- PROBLEM TO WORK ON -
Examine the entries and show every line in which the word "Puell" is found.

[Stored entries]
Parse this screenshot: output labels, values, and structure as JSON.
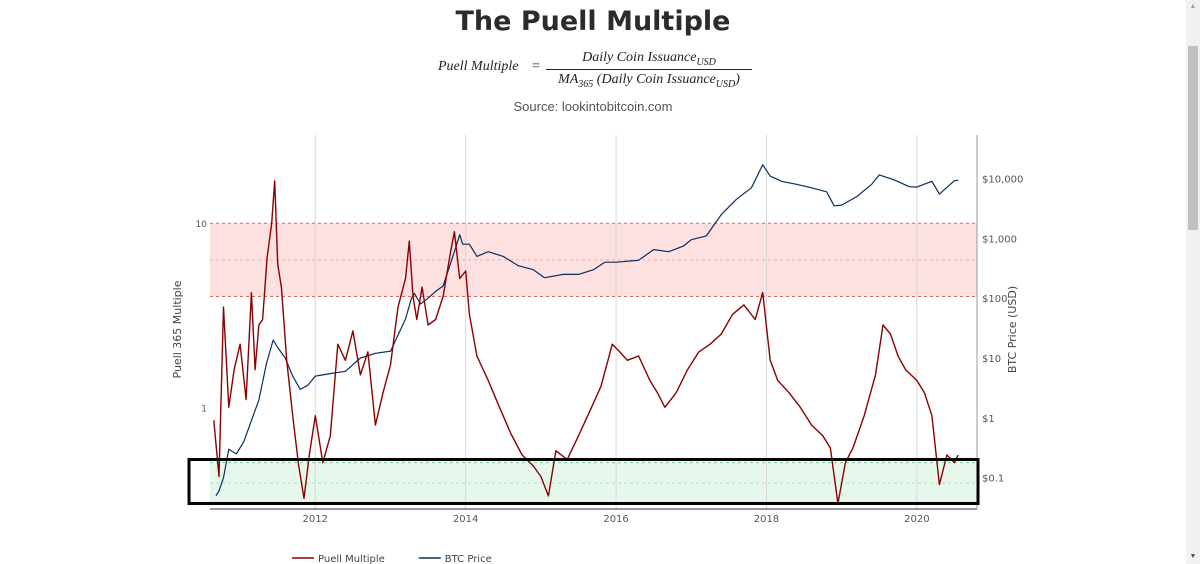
{
  "title": "The Puell Multiple",
  "formula": {
    "lhs": "Puell Multiple",
    "eq": "=",
    "numerator": "Daily Coin Issuance",
    "numerator_sub": "USD",
    "denominator_pre": "MA",
    "denominator_pre_sub": "365",
    "denominator_body": " (Daily Coin Issuance",
    "denominator_body_sub": "USD",
    "denominator_end": ")"
  },
  "source": "Source: lookintobitcoin.com",
  "chart_data": {
    "type": "line",
    "title": "The Puell Multiple",
    "xlabel": "",
    "ylabel_left": "Puell 365 Multiple",
    "ylabel_right": "BTC Price (USD)",
    "x_range": [
      2010.6,
      2020.8
    ],
    "x_ticks": [
      2012,
      2014,
      2016,
      2018,
      2020
    ],
    "x_tick_labels": [
      "2012",
      "2014",
      "2016",
      "2018",
      "2020"
    ],
    "y_left": {
      "scale": "log",
      "range": [
        0.28,
        25
      ],
      "ticks": [
        1,
        10
      ],
      "tick_labels": [
        "1",
        "10"
      ]
    },
    "y_right": {
      "scale": "log",
      "range": [
        0.03,
        30000
      ],
      "ticks": [
        0.1,
        1,
        10,
        100,
        1000,
        10000
      ],
      "tick_labels": [
        "$0.1",
        "$1",
        "$10",
        "$100",
        "$1,000",
        "$10,000"
      ]
    },
    "grid": "vertical",
    "legend": "bottom-left",
    "bands": [
      {
        "name": "high",
        "from": 4.0,
        "to": 10.0,
        "color": "#fde0e0",
        "border": "#e06666"
      },
      {
        "name": "low",
        "from": 0.3,
        "to": 0.5,
        "color": "#e6f8ec",
        "border": "#7fcf9a"
      }
    ],
    "highlight_box": {
      "from": 0.3,
      "to": 0.52,
      "color": "#000000"
    },
    "series": [
      {
        "name": "Puell Multiple",
        "axis": "left",
        "color": "#8b0000",
        "x": [
          2010.65,
          2010.72,
          2010.78,
          2010.85,
          2010.92,
          2011.0,
          2011.08,
          2011.15,
          2011.2,
          2011.25,
          2011.3,
          2011.36,
          2011.42,
          2011.46,
          2011.5,
          2011.55,
          2011.62,
          2011.7,
          2011.78,
          2011.85,
          2011.92,
          2012.0,
          2012.1,
          2012.2,
          2012.3,
          2012.4,
          2012.5,
          2012.6,
          2012.7,
          2012.8,
          2012.9,
          2013.0,
          2013.1,
          2013.2,
          2013.25,
          2013.3,
          2013.35,
          2013.42,
          2013.5,
          2013.6,
          2013.7,
          2013.8,
          2013.85,
          2013.92,
          2014.0,
          2014.05,
          2014.15,
          2014.3,
          2014.45,
          2014.6,
          2014.75,
          2014.9,
          2015.0,
          2015.1,
          2015.2,
          2015.35,
          2015.5,
          2015.65,
          2015.8,
          2015.95,
          2016.05,
          2016.15,
          2016.3,
          2016.45,
          2016.55,
          2016.65,
          2016.8,
          2016.95,
          2017.1,
          2017.25,
          2017.4,
          2017.55,
          2017.7,
          2017.85,
          2017.95,
          2018.05,
          2018.15,
          2018.3,
          2018.45,
          2018.6,
          2018.75,
          2018.85,
          2018.95,
          2019.05,
          2019.15,
          2019.3,
          2019.45,
          2019.55,
          2019.65,
          2019.75,
          2019.85,
          2020.0,
          2020.1,
          2020.2,
          2020.3,
          2020.4,
          2020.5,
          2020.55
        ],
        "y": [
          0.85,
          0.42,
          3.5,
          1.0,
          1.6,
          2.2,
          1.1,
          4.2,
          1.6,
          2.8,
          3.0,
          6.5,
          10.0,
          17.0,
          6.0,
          4.5,
          1.8,
          0.9,
          0.48,
          0.32,
          0.55,
          0.9,
          0.5,
          0.7,
          2.2,
          1.8,
          2.6,
          1.5,
          2.0,
          0.8,
          1.2,
          1.7,
          3.5,
          5.0,
          8.0,
          4.0,
          3.0,
          4.5,
          2.8,
          3.0,
          4.0,
          7.0,
          9.0,
          5.0,
          5.5,
          3.2,
          1.9,
          1.4,
          1.0,
          0.72,
          0.55,
          0.48,
          0.42,
          0.33,
          0.58,
          0.52,
          0.7,
          0.95,
          1.3,
          2.2,
          2.0,
          1.8,
          1.9,
          1.4,
          1.2,
          1.0,
          1.2,
          1.6,
          2.0,
          2.2,
          2.5,
          3.2,
          3.6,
          3.0,
          4.2,
          1.8,
          1.4,
          1.2,
          1.0,
          0.8,
          0.7,
          0.6,
          0.3,
          0.5,
          0.6,
          0.9,
          1.5,
          2.8,
          2.5,
          1.9,
          1.6,
          1.4,
          1.2,
          0.9,
          0.38,
          0.55,
          0.5,
          0.55
        ]
      },
      {
        "name": "BTC Price",
        "axis": "right",
        "color": "#0b2f5c",
        "x": [
          2010.68,
          2010.72,
          2010.78,
          2010.85,
          2010.95,
          2011.05,
          2011.15,
          2011.25,
          2011.35,
          2011.44,
          2011.5,
          2011.6,
          2011.7,
          2011.8,
          2011.9,
          2012.0,
          2012.2,
          2012.4,
          2012.6,
          2012.8,
          2013.0,
          2013.2,
          2013.28,
          2013.32,
          2013.4,
          2013.5,
          2013.6,
          2013.7,
          2013.85,
          2013.92,
          2013.96,
          2014.05,
          2014.15,
          2014.3,
          2014.5,
          2014.7,
          2014.9,
          2015.05,
          2015.3,
          2015.5,
          2015.7,
          2015.85,
          2016.0,
          2016.3,
          2016.5,
          2016.7,
          2016.9,
          2017.0,
          2017.2,
          2017.4,
          2017.6,
          2017.8,
          2017.95,
          2018.05,
          2018.2,
          2018.4,
          2018.6,
          2018.8,
          2018.9,
          2019.0,
          2019.2,
          2019.4,
          2019.5,
          2019.7,
          2019.9,
          2020.0,
          2020.2,
          2020.3,
          2020.5,
          2020.55
        ],
        "y": [
          0.05,
          0.06,
          0.1,
          0.3,
          0.25,
          0.4,
          0.9,
          2.0,
          8.0,
          20.0,
          15.0,
          10.0,
          5.0,
          3.0,
          3.5,
          5.0,
          5.5,
          6.0,
          10.0,
          12.0,
          13.0,
          45.0,
          100.0,
          120.0,
          80.0,
          100.0,
          130.0,
          160.0,
          600.0,
          1150.0,
          800.0,
          800.0,
          500.0,
          600.0,
          500.0,
          350.0,
          300.0,
          220.0,
          250.0,
          250.0,
          300.0,
          400.0,
          400.0,
          430.0,
          650.0,
          600.0,
          750.0,
          950.0,
          1100.0,
          2500.0,
          4500.0,
          7000.0,
          17000.0,
          11000.0,
          9000.0,
          8000.0,
          7000.0,
          6000.0,
          3500.0,
          3600.0,
          5000.0,
          8000.0,
          11500.0,
          9500.0,
          7300.0,
          7200.0,
          9000.0,
          5500.0,
          9200.0,
          9300.0
        ]
      }
    ]
  },
  "legend": {
    "items": [
      {
        "label": "Puell Multiple",
        "color": "#8b0000"
      },
      {
        "label": "BTC Price",
        "color": "#0b2f5c"
      }
    ]
  },
  "icons": {
    "scroll_up": "chevron-up-icon",
    "scroll_down": "chevron-down-icon"
  }
}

- FINAL RESULT -
  "title": "The Puell Multiple",
    "lhs": "Puell Multiple",
    "title": "The Puell Multiple",
    "ylabel_left": "Puell 365 Multiple",
        "name": "Puell Multiple",
        "label": "Puell Multiple",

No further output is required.